→ **TASK DIRECTIONS**
Scan the material below for the string "Hang", and copy every line where it shows up.

→ **RECORDS TO USE**
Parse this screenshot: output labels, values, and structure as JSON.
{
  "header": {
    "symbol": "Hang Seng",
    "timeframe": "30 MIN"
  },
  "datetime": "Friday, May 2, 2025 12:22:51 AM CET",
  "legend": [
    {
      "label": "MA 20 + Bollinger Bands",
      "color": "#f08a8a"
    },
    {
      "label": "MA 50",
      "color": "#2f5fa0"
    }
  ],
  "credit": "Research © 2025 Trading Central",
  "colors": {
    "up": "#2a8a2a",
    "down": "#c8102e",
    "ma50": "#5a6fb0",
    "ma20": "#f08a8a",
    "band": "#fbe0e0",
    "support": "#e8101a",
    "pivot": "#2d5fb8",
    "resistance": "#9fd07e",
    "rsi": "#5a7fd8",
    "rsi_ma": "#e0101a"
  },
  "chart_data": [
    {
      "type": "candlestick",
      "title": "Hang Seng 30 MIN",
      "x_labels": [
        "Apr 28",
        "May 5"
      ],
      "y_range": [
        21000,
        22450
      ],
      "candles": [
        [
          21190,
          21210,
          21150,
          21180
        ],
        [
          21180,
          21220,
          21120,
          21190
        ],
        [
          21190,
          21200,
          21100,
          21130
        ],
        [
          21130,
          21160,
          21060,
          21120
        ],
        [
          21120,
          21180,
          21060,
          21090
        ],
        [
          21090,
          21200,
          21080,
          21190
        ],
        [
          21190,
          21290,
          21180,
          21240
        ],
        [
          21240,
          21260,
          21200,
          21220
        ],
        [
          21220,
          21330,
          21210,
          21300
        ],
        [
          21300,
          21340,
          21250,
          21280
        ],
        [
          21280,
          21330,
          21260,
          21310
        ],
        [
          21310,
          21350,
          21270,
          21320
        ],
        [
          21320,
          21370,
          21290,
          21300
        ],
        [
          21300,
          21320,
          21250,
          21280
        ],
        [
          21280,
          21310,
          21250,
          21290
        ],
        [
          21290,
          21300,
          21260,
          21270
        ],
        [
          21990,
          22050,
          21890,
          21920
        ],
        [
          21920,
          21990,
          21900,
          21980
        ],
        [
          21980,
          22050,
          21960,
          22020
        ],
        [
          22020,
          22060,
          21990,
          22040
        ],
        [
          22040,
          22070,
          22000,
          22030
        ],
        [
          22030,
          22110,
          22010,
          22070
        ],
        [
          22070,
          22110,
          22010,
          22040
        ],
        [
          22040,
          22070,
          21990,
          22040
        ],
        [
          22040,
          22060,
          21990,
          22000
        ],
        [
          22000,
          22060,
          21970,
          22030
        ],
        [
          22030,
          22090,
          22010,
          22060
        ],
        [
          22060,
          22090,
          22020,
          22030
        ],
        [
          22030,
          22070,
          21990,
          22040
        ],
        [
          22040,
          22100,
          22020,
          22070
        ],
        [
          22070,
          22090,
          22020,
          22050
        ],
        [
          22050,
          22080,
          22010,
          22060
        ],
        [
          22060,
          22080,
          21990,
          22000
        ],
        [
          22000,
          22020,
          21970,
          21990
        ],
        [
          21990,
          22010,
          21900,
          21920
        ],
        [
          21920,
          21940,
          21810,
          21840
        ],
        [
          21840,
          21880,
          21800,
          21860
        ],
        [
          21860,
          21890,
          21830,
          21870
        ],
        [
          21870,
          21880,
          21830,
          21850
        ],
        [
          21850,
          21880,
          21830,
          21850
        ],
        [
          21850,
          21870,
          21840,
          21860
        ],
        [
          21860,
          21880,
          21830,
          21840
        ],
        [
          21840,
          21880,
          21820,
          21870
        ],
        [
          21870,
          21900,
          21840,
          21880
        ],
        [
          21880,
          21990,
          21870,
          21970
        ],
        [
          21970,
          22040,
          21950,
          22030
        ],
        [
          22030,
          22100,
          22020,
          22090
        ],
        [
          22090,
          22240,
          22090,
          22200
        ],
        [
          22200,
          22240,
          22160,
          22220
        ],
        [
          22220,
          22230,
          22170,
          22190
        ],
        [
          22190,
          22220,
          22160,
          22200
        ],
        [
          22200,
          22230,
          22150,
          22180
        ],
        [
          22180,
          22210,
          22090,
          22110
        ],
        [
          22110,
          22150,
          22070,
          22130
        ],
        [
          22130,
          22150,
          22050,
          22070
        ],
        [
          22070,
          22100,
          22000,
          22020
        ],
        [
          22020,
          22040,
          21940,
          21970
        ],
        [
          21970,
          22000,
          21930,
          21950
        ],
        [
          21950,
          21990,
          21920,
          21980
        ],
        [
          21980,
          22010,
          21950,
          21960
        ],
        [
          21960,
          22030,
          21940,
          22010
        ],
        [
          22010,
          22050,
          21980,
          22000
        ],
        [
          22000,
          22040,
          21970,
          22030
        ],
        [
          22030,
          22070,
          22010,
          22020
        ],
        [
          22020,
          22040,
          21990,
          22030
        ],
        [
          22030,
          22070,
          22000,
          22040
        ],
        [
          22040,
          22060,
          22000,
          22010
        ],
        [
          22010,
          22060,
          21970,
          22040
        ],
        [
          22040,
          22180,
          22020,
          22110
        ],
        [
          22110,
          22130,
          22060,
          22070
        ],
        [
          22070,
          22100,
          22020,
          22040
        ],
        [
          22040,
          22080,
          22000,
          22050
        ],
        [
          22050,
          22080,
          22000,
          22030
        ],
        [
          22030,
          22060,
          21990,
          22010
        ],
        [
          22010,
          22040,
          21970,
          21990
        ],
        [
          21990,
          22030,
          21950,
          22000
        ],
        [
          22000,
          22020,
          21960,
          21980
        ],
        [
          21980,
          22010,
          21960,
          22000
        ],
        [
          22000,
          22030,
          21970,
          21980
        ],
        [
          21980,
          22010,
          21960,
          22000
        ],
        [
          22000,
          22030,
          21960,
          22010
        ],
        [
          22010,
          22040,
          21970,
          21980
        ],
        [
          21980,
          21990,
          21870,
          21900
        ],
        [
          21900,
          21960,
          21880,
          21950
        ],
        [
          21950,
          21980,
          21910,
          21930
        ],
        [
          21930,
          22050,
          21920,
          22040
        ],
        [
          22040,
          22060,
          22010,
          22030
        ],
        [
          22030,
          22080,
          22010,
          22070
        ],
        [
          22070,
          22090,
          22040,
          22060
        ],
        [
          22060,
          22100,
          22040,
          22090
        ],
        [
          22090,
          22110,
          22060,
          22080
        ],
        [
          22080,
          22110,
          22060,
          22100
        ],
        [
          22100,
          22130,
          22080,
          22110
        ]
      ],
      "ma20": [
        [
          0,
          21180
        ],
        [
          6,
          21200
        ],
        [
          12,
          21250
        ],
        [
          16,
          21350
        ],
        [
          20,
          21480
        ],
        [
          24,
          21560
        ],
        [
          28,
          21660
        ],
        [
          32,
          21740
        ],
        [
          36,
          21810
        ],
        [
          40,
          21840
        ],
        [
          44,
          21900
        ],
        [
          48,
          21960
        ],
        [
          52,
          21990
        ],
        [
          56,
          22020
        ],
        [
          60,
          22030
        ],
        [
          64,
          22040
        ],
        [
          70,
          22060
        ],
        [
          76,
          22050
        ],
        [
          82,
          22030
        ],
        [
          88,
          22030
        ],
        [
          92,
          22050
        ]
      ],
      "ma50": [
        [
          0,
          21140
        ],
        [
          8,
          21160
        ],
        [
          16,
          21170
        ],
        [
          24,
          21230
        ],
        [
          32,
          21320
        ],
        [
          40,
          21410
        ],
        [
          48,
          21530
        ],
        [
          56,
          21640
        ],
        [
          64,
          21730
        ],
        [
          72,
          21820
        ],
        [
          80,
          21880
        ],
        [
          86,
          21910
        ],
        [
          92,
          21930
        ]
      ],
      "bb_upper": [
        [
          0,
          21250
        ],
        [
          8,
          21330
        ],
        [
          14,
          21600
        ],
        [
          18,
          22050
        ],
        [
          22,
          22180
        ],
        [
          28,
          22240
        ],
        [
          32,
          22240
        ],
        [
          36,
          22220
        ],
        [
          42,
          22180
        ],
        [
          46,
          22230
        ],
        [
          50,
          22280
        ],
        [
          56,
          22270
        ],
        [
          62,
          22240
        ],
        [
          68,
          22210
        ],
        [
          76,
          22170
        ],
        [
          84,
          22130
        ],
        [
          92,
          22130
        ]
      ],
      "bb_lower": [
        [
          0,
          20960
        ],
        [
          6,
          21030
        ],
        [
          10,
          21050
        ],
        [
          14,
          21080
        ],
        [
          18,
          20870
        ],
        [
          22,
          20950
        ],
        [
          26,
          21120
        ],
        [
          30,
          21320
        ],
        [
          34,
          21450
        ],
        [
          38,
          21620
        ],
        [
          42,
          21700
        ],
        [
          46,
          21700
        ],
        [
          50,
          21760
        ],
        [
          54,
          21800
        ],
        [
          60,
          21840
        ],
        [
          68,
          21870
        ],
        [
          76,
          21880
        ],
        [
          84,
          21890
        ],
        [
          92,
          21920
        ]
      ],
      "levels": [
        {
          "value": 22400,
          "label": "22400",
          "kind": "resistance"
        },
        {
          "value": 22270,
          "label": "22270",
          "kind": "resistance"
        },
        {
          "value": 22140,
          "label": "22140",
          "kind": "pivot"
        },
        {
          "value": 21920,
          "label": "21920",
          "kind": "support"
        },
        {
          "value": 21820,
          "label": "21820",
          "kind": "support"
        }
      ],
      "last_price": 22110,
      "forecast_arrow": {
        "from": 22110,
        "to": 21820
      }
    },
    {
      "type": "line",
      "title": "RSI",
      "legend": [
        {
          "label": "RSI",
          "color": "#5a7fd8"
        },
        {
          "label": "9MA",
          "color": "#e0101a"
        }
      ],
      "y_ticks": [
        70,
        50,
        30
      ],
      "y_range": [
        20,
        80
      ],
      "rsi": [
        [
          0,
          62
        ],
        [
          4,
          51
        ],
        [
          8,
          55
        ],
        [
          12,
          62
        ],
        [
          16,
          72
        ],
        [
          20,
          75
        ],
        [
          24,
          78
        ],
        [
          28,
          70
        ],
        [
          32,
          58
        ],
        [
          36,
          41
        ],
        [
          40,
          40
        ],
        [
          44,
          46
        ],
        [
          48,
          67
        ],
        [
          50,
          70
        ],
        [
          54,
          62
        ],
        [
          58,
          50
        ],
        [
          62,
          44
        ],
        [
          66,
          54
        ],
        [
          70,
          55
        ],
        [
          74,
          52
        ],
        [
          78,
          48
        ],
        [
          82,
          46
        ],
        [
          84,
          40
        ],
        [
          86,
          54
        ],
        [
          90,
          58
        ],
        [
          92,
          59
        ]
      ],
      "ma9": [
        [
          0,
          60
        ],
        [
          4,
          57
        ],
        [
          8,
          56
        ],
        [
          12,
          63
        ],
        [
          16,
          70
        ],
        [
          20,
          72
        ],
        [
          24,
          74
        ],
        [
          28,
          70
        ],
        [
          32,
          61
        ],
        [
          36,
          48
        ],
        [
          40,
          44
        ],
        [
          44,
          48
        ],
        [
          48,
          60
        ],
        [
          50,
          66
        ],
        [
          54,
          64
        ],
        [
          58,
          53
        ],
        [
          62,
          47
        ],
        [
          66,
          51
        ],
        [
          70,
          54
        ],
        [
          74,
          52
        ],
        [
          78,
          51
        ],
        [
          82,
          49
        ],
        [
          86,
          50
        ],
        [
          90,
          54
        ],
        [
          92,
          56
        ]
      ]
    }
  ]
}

→ **FINISHED EXERCISE**
    "symbol": "Hang Seng",
      "title": "Hang Seng 30 MIN",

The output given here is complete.